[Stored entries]
□ □ □ □ □

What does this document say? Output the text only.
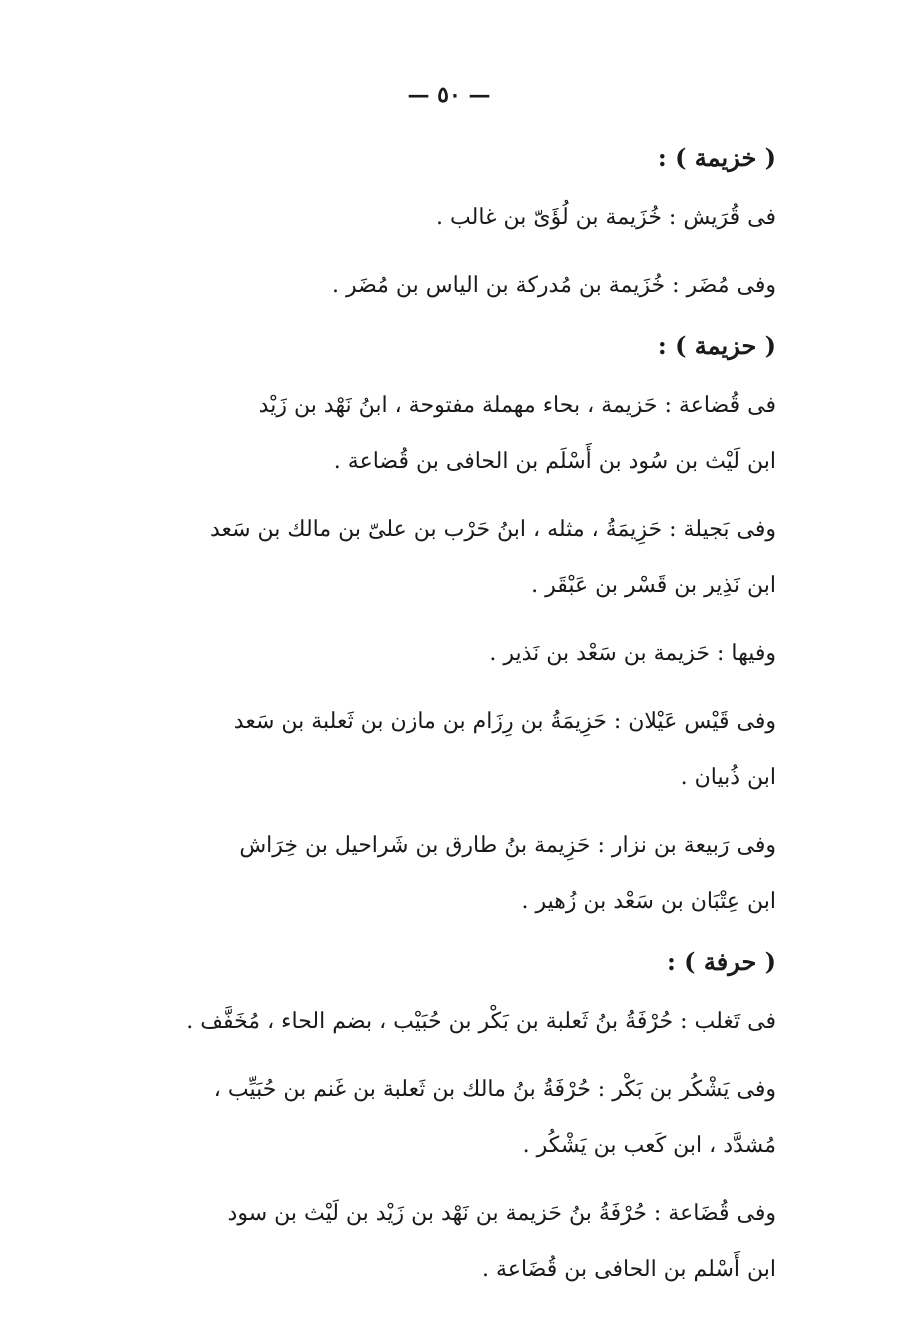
— ٥٠ —
( خزيمة ) :
فى قُرَيش : خُزَيمة بن لُؤَىّ بن غالب .
وفى مُضَر : خُزَيمة بن مُدركة بن الياس بن مُضَر .
( حزيمة ) :
فى قُضاعة : حَزيمة ، بحاء مهملة مفتوحة ، ابنُ نَهْد بن زَيْد
ابن لَيْث بن سُود بن أَسْلَم بن الحافى بن قُضاعة .
وفى بَجيلة : حَزِيمَةُ ، مثله ، ابنُ حَرْب بن علىّ بن مالك بن سَعد
ابن نَذِير بن قَسْر بن عَبْقَر .
وفيها : حَزيمة بن سَعْد بن نَذير .
وفى قَيْس عَيْلان : حَزِيمَةُ بن رِزَام بن مازن بن ثَعلبة بن سَعد
ابن ذُبيان .
وفى رَبيعة بن نزار : حَزِيمة بنُ طارق بن شَراحيل بن خِرَاش
ابن عِتْبَان بن سَعْد بن زُهير .
( حرفة ) :
فى تَغلب : حُرْفَةُ بنُ ثَعلبة بن بَكْر بن حُبَيْب ، بضم الحاء ، مُخَفَّف .
وفى يَشْكُر بن بَكْر : حُرْفَةُ بنُ مالك بن ثَعلبة بن غَنم بن حُبَيِّب ،
مُشدَّد ، ابن كَعب بن يَشْكُر .
وفى قُضَاعة : حُرْفَةُ بنُ حَزيمة بن نَهْد بن زَيْد بن لَيْث بن سود
ابن أَسْلم بن الحافى بن قُضَاعة .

□ □ □ □ □

▶ _Given exercise_:
Write the listing out a second time exactly, dropping all images.

▶ _Completed exercise_:
What does this document say? Output the text only.
— ٥٠ —
( خزيمة ) :
فى قُرَيش : خُزَيمة بن لُؤَىّ بن غالب .
وفى مُضَر : خُزَيمة بن مُدركة بن الياس بن مُضَر .
( حزيمة ) :
فى قُضاعة : حَزيمة ، بحاء مهملة مفتوحة ، ابنُ نَهْد بن زَيْد
ابن لَيْث بن سُود بن أَسْلَم بن الحافى بن قُضاعة .
وفى بَجيلة : حَزِيمَةُ ، مثله ، ابنُ حَرْب بن علىّ بن مالك بن سَعد
ابن نَذِير بن قَسْر بن عَبْقَر .
وفيها : حَزيمة بن سَعْد بن نَذير .
وفى قَيْس عَيْلان : حَزِيمَةُ بن رِزَام بن مازن بن ثَعلبة بن سَعد
ابن ذُبيان .
وفى رَبيعة بن نزار : حَزِيمة بنُ طارق بن شَراحيل بن خِرَاش
ابن عِتْبَان بن سَعْد بن زُهير .
( حرفة ) :
فى تَغلب : حُرْفَةُ بنُ ثَعلبة بن بَكْر بن حُبَيْب ، بضم الحاء ، مُخَفَّف .
وفى يَشْكُر بن بَكْر : حُرْفَةُ بنُ مالك بن ثَعلبة بن غَنم بن حُبَيِّب ،
مُشدَّد ، ابن كَعب بن يَشْكُر .
وفى قُضَاعة : حُرْفَةُ بنُ حَزيمة بن نَهْد بن زَيْد بن لَيْث بن سود
ابن أَسْلم بن الحافى بن قُضَاعة .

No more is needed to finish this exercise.